:: Data records ::
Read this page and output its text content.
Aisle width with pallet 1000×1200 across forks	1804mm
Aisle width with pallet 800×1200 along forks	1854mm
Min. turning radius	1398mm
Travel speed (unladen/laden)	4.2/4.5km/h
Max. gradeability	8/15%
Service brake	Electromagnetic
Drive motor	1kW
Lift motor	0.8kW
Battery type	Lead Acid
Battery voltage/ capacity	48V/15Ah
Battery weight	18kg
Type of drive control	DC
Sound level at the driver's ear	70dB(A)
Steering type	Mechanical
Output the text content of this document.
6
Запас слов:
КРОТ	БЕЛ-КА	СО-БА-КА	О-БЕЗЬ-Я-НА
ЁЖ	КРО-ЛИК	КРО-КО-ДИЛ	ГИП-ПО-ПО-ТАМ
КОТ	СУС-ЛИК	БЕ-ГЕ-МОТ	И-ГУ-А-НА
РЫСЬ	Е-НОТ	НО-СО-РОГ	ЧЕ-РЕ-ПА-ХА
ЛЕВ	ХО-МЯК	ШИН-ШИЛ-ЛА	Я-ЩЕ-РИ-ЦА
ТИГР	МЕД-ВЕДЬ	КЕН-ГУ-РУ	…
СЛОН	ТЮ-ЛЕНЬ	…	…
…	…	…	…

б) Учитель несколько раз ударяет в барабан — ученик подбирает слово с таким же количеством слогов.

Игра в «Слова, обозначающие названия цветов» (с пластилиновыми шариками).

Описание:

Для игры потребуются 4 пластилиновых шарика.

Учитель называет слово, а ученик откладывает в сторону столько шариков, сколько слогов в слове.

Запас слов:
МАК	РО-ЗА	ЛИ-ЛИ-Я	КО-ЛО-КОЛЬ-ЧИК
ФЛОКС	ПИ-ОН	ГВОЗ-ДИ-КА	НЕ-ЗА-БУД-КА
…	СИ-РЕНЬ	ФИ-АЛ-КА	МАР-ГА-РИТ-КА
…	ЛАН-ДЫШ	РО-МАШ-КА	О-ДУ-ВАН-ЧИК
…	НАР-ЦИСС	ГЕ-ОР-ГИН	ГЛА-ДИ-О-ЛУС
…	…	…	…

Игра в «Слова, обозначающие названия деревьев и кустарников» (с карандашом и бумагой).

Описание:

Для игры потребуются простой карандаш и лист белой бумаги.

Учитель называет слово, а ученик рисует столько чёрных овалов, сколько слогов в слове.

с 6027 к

:: PROBLEM TO SOLVE ::
Repeat word for word every line from the one that holds "Output the text content of this document." to the end. Both ends count.

:: REPLY TO THE EXERCISE ::
Output the text content of this document.
6
Запас слов:
КРОТ	БЕЛ-КА	СО-БА-КА	О-БЕЗЬ-Я-НА
ЁЖ	КРО-ЛИК	КРО-КО-ДИЛ	ГИП-ПО-ПО-ТАМ
КОТ	СУС-ЛИК	БЕ-ГЕ-МОТ	И-ГУ-А-НА
РЫСЬ	Е-НОТ	НО-СО-РОГ	ЧЕ-РЕ-ПА-ХА
ЛЕВ	ХО-МЯК	ШИН-ШИЛ-ЛА	Я-ЩЕ-РИ-ЦА
ТИГР	МЕД-ВЕДЬ	КЕН-ГУ-РУ	…
СЛОН	ТЮ-ЛЕНЬ	…	…
…	…	…	…

б) Учитель несколько раз ударяет в барабан — ученик подбирает слово с таким же количеством слогов.

Игра в «Слова, обозначающие названия цветов» (с пластилиновыми шариками).

Описание:

Для игры потребуются 4 пластилиновых шарика.

Учитель называет слово, а ученик откладывает в сторону столько шариков, сколько слогов в слове.

Запас слов:
МАК	РО-ЗА	ЛИ-ЛИ-Я	КО-ЛО-КОЛЬ-ЧИК
ФЛОКС	ПИ-ОН	ГВОЗ-ДИ-КА	НЕ-ЗА-БУД-КА
…	СИ-РЕНЬ	ФИ-АЛ-КА	МАР-ГА-РИТ-КА
…	ЛАН-ДЫШ	РО-МАШ-КА	О-ДУ-ВАН-ЧИК
…	НАР-ЦИСС	ГЕ-ОР-ГИН	ГЛА-ДИ-О-ЛУС
…	…	…	…

Игра в «Слова, обозначающие названия деревьев и кустарников» (с карандашом и бумагой).

Описание:

Для игры потребуются простой карандаш и лист белой бумаги.

Учитель называет слово, а ученик рисует столько чёрных овалов, сколько слогов в слове.

с 6027 к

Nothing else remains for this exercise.